→ **The task**
For every line in the records that has the word "this", make a copy.

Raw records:
⁂
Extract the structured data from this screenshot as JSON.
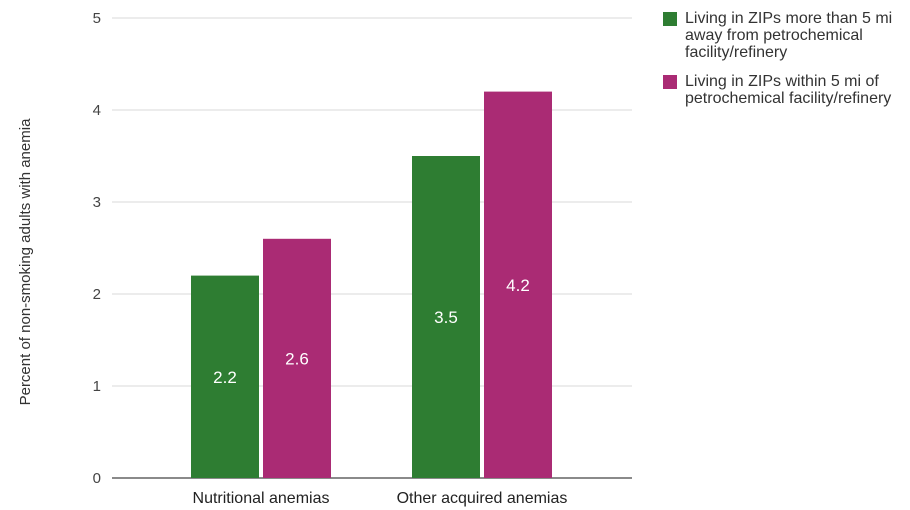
{
  "chart_data": {
    "type": "bar",
    "title": "",
    "xlabel": "",
    "ylabel": "Percent of non-smoking adults with anemia",
    "categories": [
      "Nutritional anemias",
      "Other acquired anemias"
    ],
    "series": [
      {
        "name": "Living in ZIPs more than 5 mi away from petrochemical facility/refinery",
        "color": "#2e7d32",
        "values": [
          2.2,
          3.5
        ]
      },
      {
        "name": "Living in ZIPs within 5 mi of petrochemical facility/refinery",
        "color": "#aa2b74",
        "values": [
          2.6,
          4.2
        ]
      }
    ],
    "data_labels": [
      [
        "2.2",
        "3.5"
      ],
      [
        "2.6",
        "4.2"
      ]
    ],
    "ylim": [
      0,
      5
    ],
    "yticks": [
      0,
      1,
      2,
      3,
      4,
      5
    ],
    "grid": true,
    "legend_position": "top-right"
  }
}
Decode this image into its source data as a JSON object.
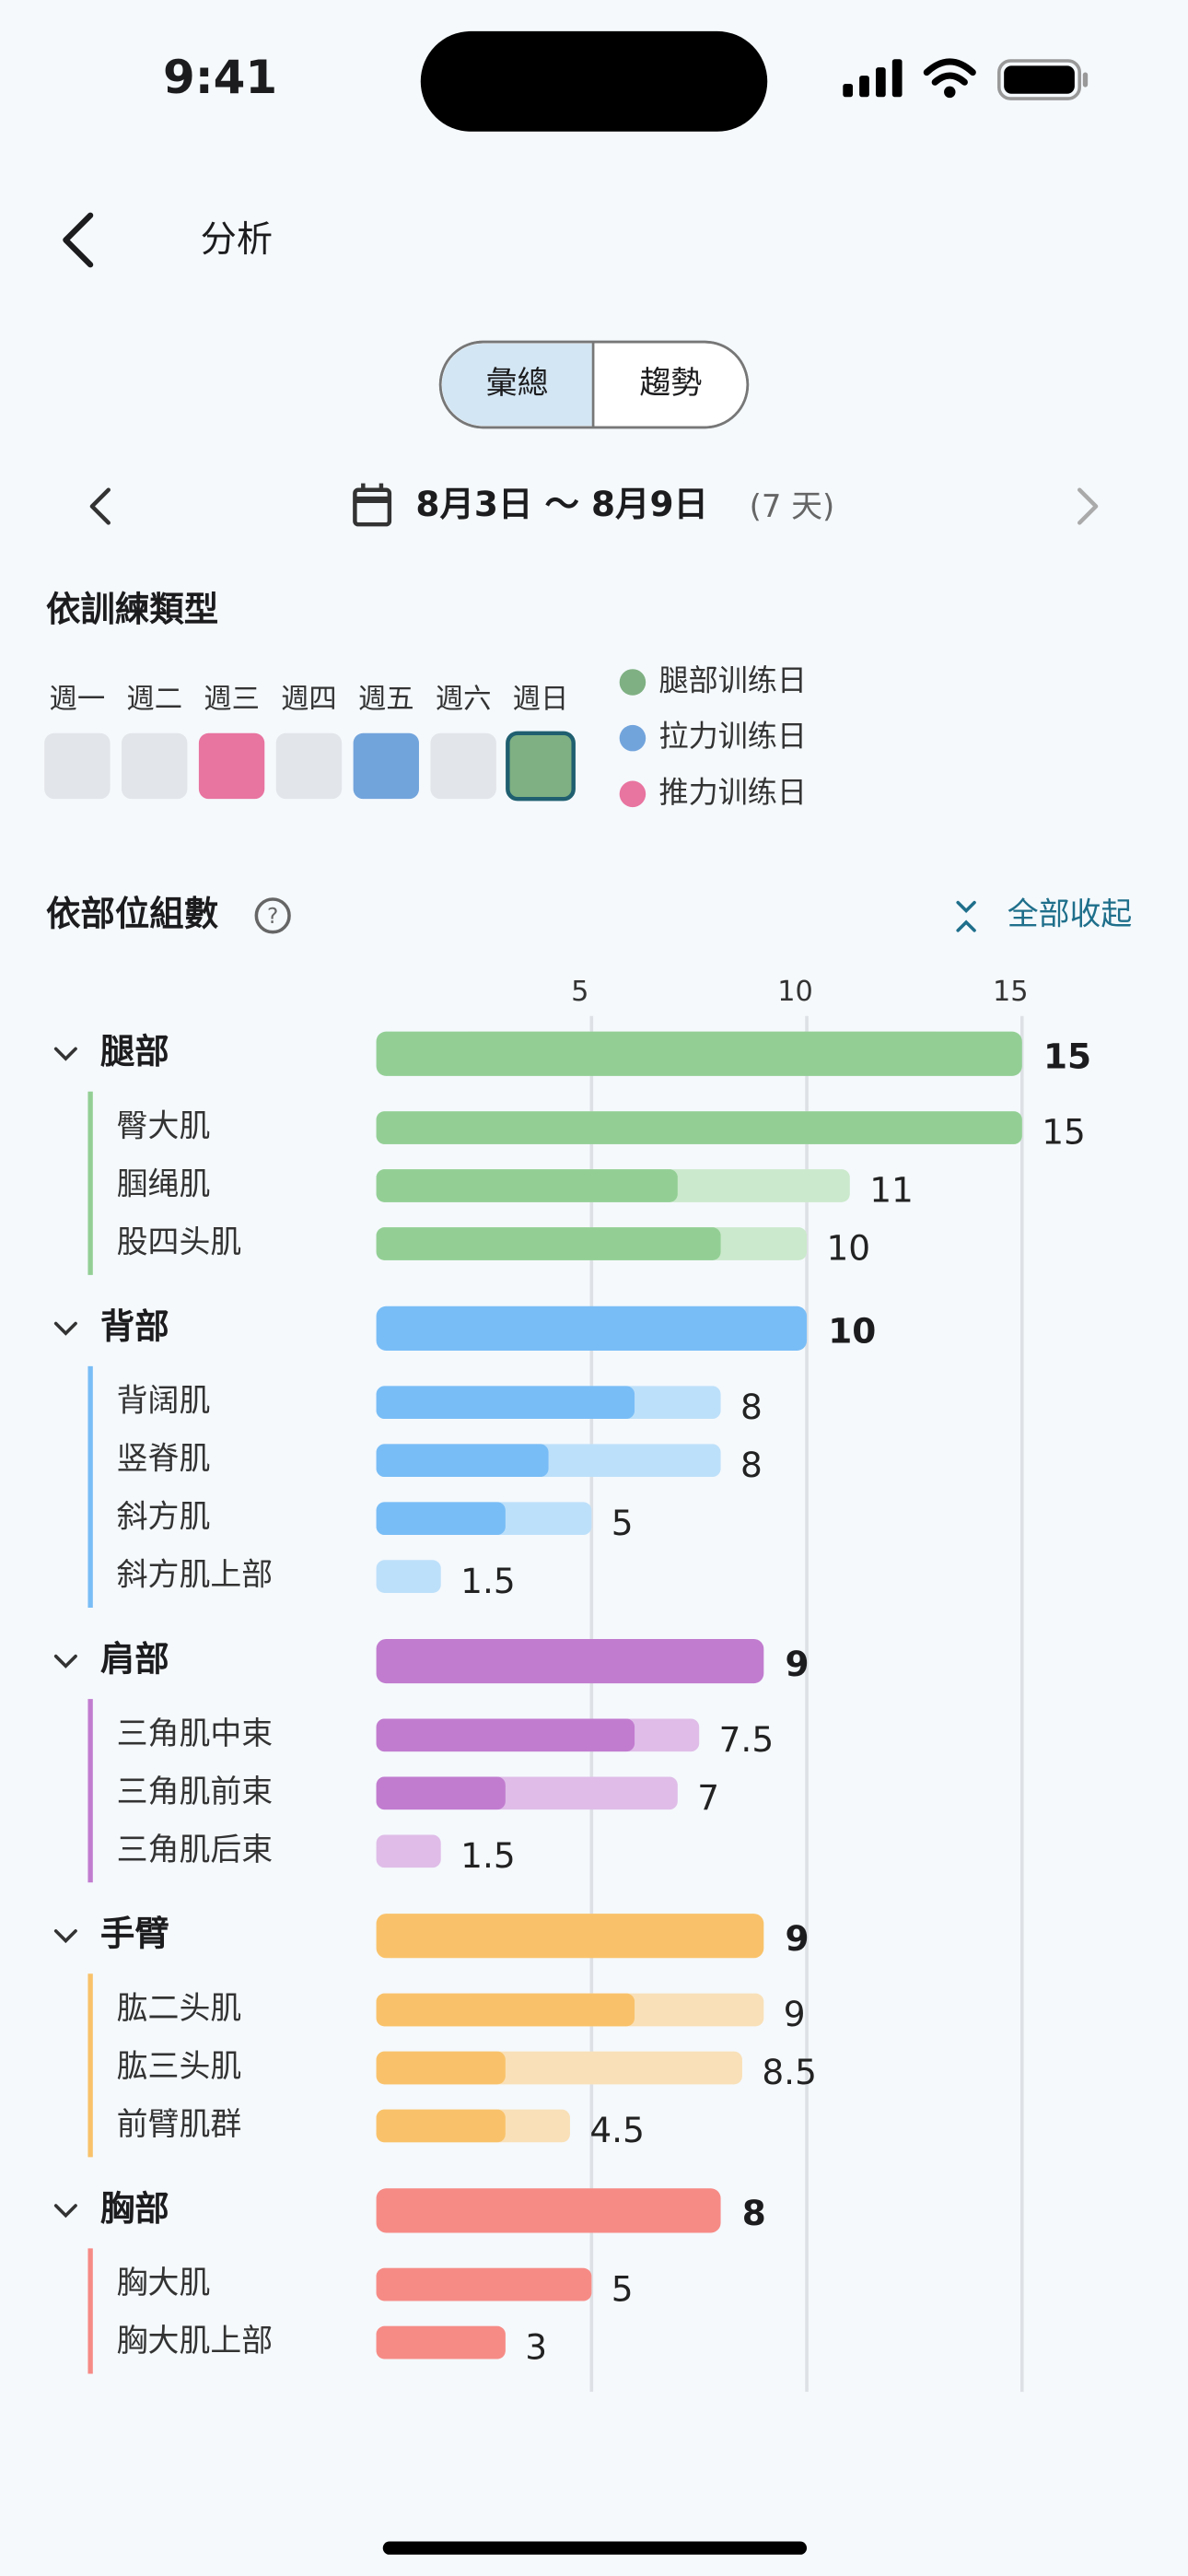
{
  "status_bar": {
    "time": "9:41"
  },
  "header": {
    "title": "分析"
  },
  "tabs": [
    {
      "label": "彙總",
      "selected": true
    },
    {
      "label": "趨勢",
      "selected": false
    }
  ],
  "date_range": {
    "label": "8月3日 ～ 8月9日",
    "days": "(7 天)"
  },
  "training_type": {
    "title": "依訓練類型",
    "days": [
      {
        "label": "週一",
        "color": "#e2e5e9",
        "selected": false
      },
      {
        "label": "週二",
        "color": "#e2e5e9",
        "selected": false
      },
      {
        "label": "週三",
        "color": "#e874a0",
        "selected": false
      },
      {
        "label": "週四",
        "color": "#e2e5e9",
        "selected": false
      },
      {
        "label": "週五",
        "color": "#72a4dc",
        "selected": false
      },
      {
        "label": "週六",
        "color": "#e2e5e9",
        "selected": false
      },
      {
        "label": "週日",
        "color": "#7fb083",
        "selected": true
      }
    ],
    "legend": [
      {
        "name": "腿部训练日",
        "color": "#7fb083"
      },
      {
        "name": "拉力训练日",
        "color": "#72a4dc"
      },
      {
        "name": "推力训练日",
        "color": "#e874a0"
      }
    ]
  },
  "chart_data": {
    "type": "bar",
    "title": "依部位組數",
    "action": "全部收起",
    "xlim": [
      0,
      15
    ],
    "xticks": [
      5,
      10,
      15
    ],
    "grid": true,
    "groups": [
      {
        "name": "腿部",
        "color": "#93cf95",
        "light_color": "#cbe9cc",
        "total": 15,
        "muscles": [
          {
            "name": "臀大肌",
            "value": 15,
            "direct": 15
          },
          {
            "name": "腘绳肌",
            "value": 11,
            "direct": 7
          },
          {
            "name": "股四头肌",
            "value": 10,
            "direct": 8
          }
        ]
      },
      {
        "name": "背部",
        "color": "#79bdf6",
        "light_color": "#bde0fa",
        "total": 10,
        "muscles": [
          {
            "name": "背阔肌",
            "value": 8,
            "direct": 6
          },
          {
            "name": "竖脊肌",
            "value": 8,
            "direct": 4
          },
          {
            "name": "斜方肌",
            "value": 5,
            "direct": 3
          },
          {
            "name": "斜方肌上部",
            "value": 1.5,
            "direct": 0
          }
        ]
      },
      {
        "name": "肩部",
        "color": "#c17ccf",
        "light_color": "#dfbde8",
        "total": 9,
        "muscles": [
          {
            "name": "三角肌中束",
            "value": 7.5,
            "direct": 6
          },
          {
            "name": "三角肌前束",
            "value": 7,
            "direct": 3
          },
          {
            "name": "三角肌后束",
            "value": 1.5,
            "direct": 0
          }
        ]
      },
      {
        "name": "手臂",
        "color": "#f9c26a",
        "light_color": "#f9e0b8",
        "total": 9,
        "muscles": [
          {
            "name": "肱二头肌",
            "value": 9,
            "direct": 6
          },
          {
            "name": "肱三头肌",
            "value": 8.5,
            "direct": 3
          },
          {
            "name": "前臂肌群",
            "value": 4.5,
            "direct": 3
          }
        ]
      },
      {
        "name": "胸部",
        "color": "#f68b86",
        "light_color": "#fbc5c2",
        "total": 8,
        "muscles": [
          {
            "name": "胸大肌",
            "value": 5,
            "direct": 5
          },
          {
            "name": "胸大肌上部",
            "value": 3,
            "direct": 3
          }
        ]
      }
    ]
  }
}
⁂
→ **Exercise response**
Extract the structured data from this screenshot as JSON.
Decode this image into its source data as a JSON object.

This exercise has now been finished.